Exercise requirements
Type out the material below exactly.

Data for this exercise

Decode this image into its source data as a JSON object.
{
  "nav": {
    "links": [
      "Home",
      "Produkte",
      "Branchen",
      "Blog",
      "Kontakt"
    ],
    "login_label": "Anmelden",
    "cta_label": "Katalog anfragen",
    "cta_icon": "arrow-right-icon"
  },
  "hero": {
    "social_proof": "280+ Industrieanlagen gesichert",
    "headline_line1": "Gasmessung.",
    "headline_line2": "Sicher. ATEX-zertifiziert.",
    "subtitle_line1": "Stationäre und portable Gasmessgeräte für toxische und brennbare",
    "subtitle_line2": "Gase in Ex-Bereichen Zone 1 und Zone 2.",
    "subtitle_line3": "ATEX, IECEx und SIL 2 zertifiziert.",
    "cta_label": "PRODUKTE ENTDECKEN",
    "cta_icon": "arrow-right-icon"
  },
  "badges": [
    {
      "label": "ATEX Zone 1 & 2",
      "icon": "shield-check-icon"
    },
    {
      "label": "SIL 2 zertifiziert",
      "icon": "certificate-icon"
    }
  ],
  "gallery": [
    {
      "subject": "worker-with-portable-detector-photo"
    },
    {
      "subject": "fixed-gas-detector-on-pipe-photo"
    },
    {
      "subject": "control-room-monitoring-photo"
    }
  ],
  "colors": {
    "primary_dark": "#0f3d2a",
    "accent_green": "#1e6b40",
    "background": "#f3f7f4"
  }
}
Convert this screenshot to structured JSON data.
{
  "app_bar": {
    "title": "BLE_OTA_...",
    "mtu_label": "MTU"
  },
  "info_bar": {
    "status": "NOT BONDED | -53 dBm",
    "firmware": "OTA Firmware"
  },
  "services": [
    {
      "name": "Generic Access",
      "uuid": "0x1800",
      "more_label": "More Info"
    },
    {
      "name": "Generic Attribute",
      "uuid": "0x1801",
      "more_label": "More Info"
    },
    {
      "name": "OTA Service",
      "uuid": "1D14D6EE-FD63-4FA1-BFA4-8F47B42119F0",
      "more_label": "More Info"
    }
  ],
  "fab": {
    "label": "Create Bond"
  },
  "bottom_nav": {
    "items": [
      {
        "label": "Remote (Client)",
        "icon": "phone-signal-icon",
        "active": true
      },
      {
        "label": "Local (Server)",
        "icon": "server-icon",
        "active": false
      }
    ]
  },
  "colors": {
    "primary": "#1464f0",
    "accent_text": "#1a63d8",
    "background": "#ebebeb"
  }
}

Output below
Decode this image into its source data as a JSON object.
{
  "nav": {
    "links": [
      "Home",
      "Produkte",
      "Branchen",
      "Blog",
      "Kontakt"
    ],
    "login_label": "Anmelden",
    "cta_label": "Katalog anfragen",
    "cta_icon": "arrow-right-icon"
  },
  "hero": {
    "social_proof": "280+ Industrieanlagen gesichert",
    "headline_line1": "Gasmessung.",
    "headline_line2": "Sicher. ATEX-zertifiziert.",
    "subtitle_line1": "Stationäre und portable Gasmessgeräte für toxische und brennbare",
    "subtitle_line2": "Gase in Ex-Bereichen Zone 1 und Zone 2.",
    "subtitle_line3": "ATEX, IECEx und SIL 2 zertifiziert.",
    "cta_label": "PRODUKTE ENTDECKEN",
    "cta_icon": "arrow-right-icon"
  },
  "badges": [
    {
      "label": "ATEX Zone 1 & 2",
      "icon": "shield-check-icon"
    },
    {
      "label": "SIL 2 zertifiziert",
      "icon": "certificate-icon"
    }
  ],
  "gallery": [
    {
      "subject": "worker-with-portable-detector-photo"
    },
    {
      "subject": "fixed-gas-detector-on-pipe-photo"
    },
    {
      "subject": "control-room-monitoring-photo"
    }
  ],
  "colors": {
    "primary_dark": "#0f3d2a",
    "accent_green": "#1e6b40",
    "background": "#f3f7f4"
  }
}
Convert this screenshot to structured JSON data.
{
  "app_bar": {
    "title": "BLE_OTA_...",
    "mtu_label": "MTU"
  },
  "info_bar": {
    "status": "NOT BONDED | -53 dBm",
    "firmware": "OTA Firmware"
  },
  "services": [
    {
      "name": "Generic Access",
      "uuid": "0x1800",
      "more_label": "More Info"
    },
    {
      "name": "Generic Attribute",
      "uuid": "0x1801",
      "more_label": "More Info"
    },
    {
      "name": "OTA Service",
      "uuid": "1D14D6EE-FD63-4FA1-BFA4-8F47B42119F0",
      "more_label": "More Info"
    }
  ],
  "fab": {
    "label": "Create Bond"
  },
  "bottom_nav": {
    "items": [
      {
        "label": "Remote (Client)",
        "icon": "phone-signal-icon",
        "active": true
      },
      {
        "label": "Local (Server)",
        "icon": "server-icon",
        "active": false
      }
    ]
  },
  "colors": {
    "primary": "#1464f0",
    "accent_text": "#1a63d8",
    "background": "#ebebeb"
  }
}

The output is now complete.